SHORT PROBLEM>
Determine how many lines of the records include "Jülich", and answer with the number alone.

(Stored items)

--------------------

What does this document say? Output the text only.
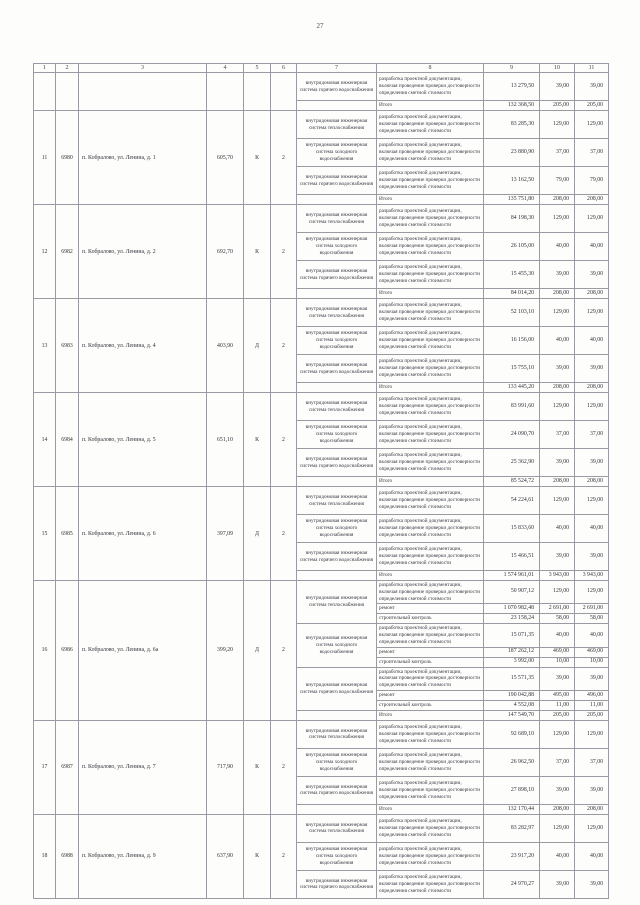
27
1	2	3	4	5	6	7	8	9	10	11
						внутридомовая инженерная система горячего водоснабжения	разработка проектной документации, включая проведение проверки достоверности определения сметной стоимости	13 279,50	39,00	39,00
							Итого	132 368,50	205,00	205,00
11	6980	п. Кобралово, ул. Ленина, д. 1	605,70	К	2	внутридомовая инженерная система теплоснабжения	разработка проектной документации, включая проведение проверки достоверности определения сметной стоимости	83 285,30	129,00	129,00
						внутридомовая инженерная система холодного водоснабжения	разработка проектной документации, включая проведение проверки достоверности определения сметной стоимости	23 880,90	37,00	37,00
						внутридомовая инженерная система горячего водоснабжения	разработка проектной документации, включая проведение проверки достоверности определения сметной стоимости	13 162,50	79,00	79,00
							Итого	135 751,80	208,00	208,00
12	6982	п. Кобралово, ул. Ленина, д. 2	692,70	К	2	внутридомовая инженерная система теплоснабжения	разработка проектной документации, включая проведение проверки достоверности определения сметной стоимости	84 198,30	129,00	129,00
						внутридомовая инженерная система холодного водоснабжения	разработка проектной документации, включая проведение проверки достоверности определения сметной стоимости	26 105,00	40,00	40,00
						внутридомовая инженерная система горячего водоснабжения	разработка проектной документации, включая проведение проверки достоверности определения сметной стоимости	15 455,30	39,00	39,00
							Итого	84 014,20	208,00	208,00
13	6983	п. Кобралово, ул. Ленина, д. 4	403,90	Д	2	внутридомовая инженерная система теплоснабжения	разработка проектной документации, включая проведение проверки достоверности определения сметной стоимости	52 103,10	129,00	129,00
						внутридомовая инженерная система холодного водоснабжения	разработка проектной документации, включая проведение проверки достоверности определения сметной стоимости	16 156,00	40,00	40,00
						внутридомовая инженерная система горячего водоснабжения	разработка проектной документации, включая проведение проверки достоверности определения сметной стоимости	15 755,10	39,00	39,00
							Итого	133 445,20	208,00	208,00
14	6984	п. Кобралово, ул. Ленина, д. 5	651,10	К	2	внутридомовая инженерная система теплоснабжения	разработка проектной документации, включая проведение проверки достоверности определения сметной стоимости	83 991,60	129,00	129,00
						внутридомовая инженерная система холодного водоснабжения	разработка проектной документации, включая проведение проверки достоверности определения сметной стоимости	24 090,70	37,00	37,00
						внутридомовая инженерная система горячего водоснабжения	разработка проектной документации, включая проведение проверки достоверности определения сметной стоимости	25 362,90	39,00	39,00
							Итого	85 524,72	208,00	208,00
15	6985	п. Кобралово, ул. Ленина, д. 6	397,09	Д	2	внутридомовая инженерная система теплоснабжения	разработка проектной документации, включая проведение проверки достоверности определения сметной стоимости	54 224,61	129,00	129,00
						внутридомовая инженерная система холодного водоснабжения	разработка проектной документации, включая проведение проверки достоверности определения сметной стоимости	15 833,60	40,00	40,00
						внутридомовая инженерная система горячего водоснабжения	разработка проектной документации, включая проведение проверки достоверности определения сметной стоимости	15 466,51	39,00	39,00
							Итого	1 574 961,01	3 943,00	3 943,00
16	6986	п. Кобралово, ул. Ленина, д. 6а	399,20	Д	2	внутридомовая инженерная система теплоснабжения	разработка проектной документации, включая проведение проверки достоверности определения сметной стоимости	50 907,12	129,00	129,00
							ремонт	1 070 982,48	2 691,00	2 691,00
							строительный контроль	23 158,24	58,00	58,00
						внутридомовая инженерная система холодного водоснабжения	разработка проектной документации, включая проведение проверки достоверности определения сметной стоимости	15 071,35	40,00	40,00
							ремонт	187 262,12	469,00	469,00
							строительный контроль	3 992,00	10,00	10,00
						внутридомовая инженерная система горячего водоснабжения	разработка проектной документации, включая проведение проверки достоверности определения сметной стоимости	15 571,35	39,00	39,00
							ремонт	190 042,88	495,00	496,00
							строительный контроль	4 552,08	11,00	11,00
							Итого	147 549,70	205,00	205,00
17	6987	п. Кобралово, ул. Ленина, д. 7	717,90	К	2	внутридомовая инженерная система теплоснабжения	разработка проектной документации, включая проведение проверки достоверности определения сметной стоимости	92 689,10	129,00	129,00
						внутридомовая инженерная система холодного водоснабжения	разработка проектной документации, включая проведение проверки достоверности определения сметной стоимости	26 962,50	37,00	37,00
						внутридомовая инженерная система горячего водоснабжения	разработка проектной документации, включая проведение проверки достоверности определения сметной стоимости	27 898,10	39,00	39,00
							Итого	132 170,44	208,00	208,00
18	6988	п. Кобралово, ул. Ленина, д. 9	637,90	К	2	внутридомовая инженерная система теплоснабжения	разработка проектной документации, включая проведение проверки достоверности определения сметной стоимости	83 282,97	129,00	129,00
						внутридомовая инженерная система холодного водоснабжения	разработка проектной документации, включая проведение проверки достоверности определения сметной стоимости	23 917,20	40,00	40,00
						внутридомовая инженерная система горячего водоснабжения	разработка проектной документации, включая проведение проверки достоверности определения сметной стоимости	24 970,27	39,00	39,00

--------------------

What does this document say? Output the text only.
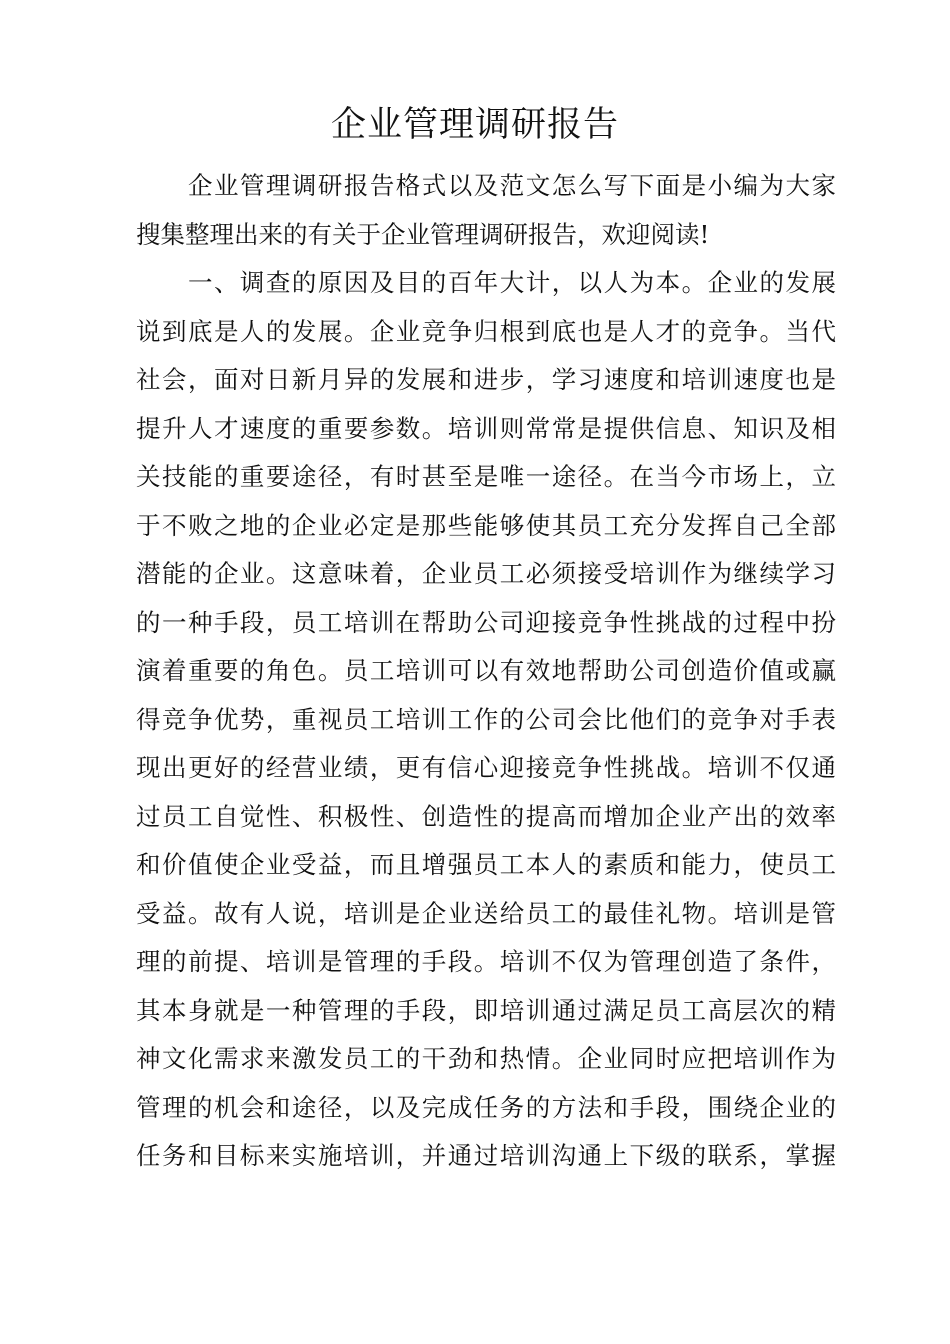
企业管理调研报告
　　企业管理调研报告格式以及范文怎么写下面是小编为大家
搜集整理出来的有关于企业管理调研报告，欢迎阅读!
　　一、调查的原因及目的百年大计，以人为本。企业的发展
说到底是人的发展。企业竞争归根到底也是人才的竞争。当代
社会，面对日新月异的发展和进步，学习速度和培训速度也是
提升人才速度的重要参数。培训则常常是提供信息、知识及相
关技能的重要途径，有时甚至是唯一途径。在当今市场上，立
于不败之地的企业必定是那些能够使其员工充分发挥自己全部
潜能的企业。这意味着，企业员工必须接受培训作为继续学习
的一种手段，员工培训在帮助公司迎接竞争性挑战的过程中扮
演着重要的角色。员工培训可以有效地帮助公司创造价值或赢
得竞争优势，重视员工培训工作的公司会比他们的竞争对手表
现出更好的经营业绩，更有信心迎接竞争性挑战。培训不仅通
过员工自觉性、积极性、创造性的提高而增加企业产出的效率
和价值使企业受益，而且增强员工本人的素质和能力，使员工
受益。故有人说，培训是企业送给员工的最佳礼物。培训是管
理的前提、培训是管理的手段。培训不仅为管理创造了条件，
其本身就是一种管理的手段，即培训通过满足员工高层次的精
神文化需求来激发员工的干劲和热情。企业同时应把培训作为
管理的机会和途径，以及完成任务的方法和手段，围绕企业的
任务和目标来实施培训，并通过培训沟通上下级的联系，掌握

--------------------

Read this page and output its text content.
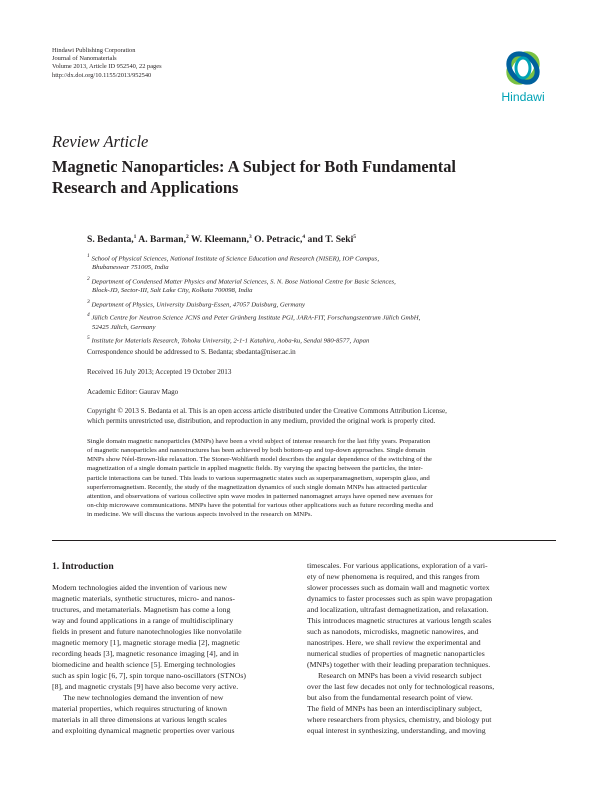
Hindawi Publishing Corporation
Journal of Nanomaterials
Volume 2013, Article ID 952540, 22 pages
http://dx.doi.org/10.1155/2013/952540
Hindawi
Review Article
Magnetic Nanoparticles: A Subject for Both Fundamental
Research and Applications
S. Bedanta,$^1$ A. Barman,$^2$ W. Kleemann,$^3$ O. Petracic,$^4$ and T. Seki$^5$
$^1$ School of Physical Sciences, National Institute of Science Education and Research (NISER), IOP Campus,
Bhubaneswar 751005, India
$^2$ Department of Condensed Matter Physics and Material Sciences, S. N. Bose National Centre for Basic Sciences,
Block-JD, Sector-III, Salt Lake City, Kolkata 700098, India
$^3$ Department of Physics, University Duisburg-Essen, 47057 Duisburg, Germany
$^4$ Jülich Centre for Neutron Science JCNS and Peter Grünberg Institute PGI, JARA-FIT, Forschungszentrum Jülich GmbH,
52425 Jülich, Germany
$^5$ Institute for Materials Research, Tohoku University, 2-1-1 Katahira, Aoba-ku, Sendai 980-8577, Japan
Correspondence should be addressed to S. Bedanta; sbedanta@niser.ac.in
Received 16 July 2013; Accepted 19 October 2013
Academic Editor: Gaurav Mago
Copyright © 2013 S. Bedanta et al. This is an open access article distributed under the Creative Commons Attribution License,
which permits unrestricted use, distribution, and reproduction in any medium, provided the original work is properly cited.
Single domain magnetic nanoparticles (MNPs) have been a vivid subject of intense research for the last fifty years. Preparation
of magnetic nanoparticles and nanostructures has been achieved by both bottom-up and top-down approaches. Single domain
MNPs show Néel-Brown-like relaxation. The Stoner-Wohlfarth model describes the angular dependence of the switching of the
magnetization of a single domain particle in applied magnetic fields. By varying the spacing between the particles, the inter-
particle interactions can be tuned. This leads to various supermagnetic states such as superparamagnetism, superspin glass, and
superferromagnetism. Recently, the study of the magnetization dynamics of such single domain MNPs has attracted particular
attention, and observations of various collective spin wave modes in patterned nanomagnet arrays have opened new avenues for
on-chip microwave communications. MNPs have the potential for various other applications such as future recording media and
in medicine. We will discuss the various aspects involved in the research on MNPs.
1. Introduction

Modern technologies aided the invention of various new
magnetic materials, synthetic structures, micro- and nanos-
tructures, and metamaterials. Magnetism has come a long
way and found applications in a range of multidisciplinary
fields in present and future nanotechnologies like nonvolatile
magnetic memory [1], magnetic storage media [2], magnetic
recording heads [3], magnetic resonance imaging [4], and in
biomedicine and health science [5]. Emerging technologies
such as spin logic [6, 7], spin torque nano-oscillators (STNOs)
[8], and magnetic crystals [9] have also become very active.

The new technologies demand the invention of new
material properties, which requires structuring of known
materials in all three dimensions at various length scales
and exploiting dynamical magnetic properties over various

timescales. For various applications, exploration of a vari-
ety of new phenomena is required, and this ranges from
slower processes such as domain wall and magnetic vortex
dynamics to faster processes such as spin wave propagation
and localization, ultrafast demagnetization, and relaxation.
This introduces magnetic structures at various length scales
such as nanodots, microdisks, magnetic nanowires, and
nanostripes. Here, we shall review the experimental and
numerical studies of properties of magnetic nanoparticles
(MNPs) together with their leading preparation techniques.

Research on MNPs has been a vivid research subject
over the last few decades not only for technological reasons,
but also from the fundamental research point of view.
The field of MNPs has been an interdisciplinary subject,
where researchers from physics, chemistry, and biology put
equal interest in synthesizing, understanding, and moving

--------------------

EXPECTED ANSWER>
2